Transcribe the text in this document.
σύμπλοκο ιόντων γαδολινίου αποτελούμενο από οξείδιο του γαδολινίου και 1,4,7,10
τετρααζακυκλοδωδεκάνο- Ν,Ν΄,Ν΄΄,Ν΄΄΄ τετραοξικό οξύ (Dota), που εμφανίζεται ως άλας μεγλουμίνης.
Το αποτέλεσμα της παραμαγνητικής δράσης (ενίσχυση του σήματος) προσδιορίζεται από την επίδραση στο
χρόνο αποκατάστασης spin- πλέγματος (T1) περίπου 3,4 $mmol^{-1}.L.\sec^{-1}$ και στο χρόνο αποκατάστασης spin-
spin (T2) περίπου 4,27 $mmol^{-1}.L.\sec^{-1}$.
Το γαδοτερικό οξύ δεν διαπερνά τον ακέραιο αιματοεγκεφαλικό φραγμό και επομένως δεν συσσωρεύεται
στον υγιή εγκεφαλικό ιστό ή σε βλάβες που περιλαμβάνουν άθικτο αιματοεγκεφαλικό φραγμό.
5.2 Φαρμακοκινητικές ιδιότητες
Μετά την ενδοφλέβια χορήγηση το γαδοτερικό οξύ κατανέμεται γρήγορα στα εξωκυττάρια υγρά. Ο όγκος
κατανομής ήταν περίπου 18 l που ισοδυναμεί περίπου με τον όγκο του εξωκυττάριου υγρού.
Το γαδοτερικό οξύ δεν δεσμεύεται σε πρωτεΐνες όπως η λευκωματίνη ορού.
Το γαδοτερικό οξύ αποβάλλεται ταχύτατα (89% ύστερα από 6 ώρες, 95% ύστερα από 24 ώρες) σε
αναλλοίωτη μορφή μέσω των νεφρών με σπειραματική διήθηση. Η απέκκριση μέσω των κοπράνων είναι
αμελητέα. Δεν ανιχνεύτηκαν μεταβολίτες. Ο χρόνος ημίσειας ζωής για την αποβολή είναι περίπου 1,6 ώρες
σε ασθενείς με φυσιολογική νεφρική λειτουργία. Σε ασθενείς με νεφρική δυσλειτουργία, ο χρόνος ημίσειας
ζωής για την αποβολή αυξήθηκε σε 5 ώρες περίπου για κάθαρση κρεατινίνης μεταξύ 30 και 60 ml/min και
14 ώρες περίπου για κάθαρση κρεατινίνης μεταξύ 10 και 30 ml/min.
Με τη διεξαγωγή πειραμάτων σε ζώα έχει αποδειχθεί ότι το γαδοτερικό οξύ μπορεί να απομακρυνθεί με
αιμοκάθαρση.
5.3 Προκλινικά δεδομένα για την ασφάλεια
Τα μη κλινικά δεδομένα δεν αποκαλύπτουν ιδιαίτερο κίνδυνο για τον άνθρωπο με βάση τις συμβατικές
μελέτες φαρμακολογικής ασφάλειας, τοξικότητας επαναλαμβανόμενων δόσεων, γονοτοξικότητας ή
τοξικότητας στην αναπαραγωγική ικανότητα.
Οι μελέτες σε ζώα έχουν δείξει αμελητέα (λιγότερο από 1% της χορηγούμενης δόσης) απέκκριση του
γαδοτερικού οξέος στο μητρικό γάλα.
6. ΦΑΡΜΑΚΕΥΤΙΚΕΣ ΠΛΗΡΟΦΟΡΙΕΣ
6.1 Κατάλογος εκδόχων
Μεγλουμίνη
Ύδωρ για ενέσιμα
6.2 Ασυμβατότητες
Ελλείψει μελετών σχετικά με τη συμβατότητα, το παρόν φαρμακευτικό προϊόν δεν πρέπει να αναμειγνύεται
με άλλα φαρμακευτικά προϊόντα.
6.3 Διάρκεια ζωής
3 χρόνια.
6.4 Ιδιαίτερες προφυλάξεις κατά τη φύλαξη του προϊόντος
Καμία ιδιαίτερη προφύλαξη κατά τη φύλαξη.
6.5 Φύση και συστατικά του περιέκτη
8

····················

## [Problem description]
Write out every line of the records exactly.

## [Reply to the task]
Transcribe the text in this document.
σύμπλοκο ιόντων γαδολινίου αποτελούμενο από οξείδιο του γαδολινίου και 1,4,7,10
τετρααζακυκλοδωδεκάνο- Ν,Ν΄,Ν΄΄,Ν΄΄΄ τετραοξικό οξύ (Dota), που εμφανίζεται ως άλας μεγλουμίνης.
Το αποτέλεσμα της παραμαγνητικής δράσης (ενίσχυση του σήματος) προσδιορίζεται από την επίδραση στο
χρόνο αποκατάστασης spin- πλέγματος (T1) περίπου 3,4 $mmol^{-1}.L.\sec^{-1}$ και στο χρόνο αποκατάστασης spin-
spin (T2) περίπου 4,27 $mmol^{-1}.L.\sec^{-1}$.
Το γαδοτερικό οξύ δεν διαπερνά τον ακέραιο αιματοεγκεφαλικό φραγμό και επομένως δεν συσσωρεύεται
στον υγιή εγκεφαλικό ιστό ή σε βλάβες που περιλαμβάνουν άθικτο αιματοεγκεφαλικό φραγμό.
5.2 Φαρμακοκινητικές ιδιότητες
Μετά την ενδοφλέβια χορήγηση το γαδοτερικό οξύ κατανέμεται γρήγορα στα εξωκυττάρια υγρά. Ο όγκος
κατανομής ήταν περίπου 18 l που ισοδυναμεί περίπου με τον όγκο του εξωκυττάριου υγρού.
Το γαδοτερικό οξύ δεν δεσμεύεται σε πρωτεΐνες όπως η λευκωματίνη ορού.
Το γαδοτερικό οξύ αποβάλλεται ταχύτατα (89% ύστερα από 6 ώρες, 95% ύστερα από 24 ώρες) σε
αναλλοίωτη μορφή μέσω των νεφρών με σπειραματική διήθηση. Η απέκκριση μέσω των κοπράνων είναι
αμελητέα. Δεν ανιχνεύτηκαν μεταβολίτες. Ο χρόνος ημίσειας ζωής για την αποβολή είναι περίπου 1,6 ώρες
σε ασθενείς με φυσιολογική νεφρική λειτουργία. Σε ασθενείς με νεφρική δυσλειτουργία, ο χρόνος ημίσειας
ζωής για την αποβολή αυξήθηκε σε 5 ώρες περίπου για κάθαρση κρεατινίνης μεταξύ 30 και 60 ml/min και
14 ώρες περίπου για κάθαρση κρεατινίνης μεταξύ 10 και 30 ml/min.
Με τη διεξαγωγή πειραμάτων σε ζώα έχει αποδειχθεί ότι το γαδοτερικό οξύ μπορεί να απομακρυνθεί με
αιμοκάθαρση.
5.3 Προκλινικά δεδομένα για την ασφάλεια
Τα μη κλινικά δεδομένα δεν αποκαλύπτουν ιδιαίτερο κίνδυνο για τον άνθρωπο με βάση τις συμβατικές
μελέτες φαρμακολογικής ασφάλειας, τοξικότητας επαναλαμβανόμενων δόσεων, γονοτοξικότητας ή
τοξικότητας στην αναπαραγωγική ικανότητα.
Οι μελέτες σε ζώα έχουν δείξει αμελητέα (λιγότερο από 1% της χορηγούμενης δόσης) απέκκριση του
γαδοτερικού οξέος στο μητρικό γάλα.
6. ΦΑΡΜΑΚΕΥΤΙΚΕΣ ΠΛΗΡΟΦΟΡΙΕΣ
6.1 Κατάλογος εκδόχων
Μεγλουμίνη
Ύδωρ για ενέσιμα
6.2 Ασυμβατότητες
Ελλείψει μελετών σχετικά με τη συμβατότητα, το παρόν φαρμακευτικό προϊόν δεν πρέπει να αναμειγνύεται
με άλλα φαρμακευτικά προϊόντα.
6.3 Διάρκεια ζωής
3 χρόνια.
6.4 Ιδιαίτερες προφυλάξεις κατά τη φύλαξη του προϊόντος
Καμία ιδιαίτερη προφύλαξη κατά τη φύλαξη.
6.5 Φύση και συστατικά του περιέκτη
8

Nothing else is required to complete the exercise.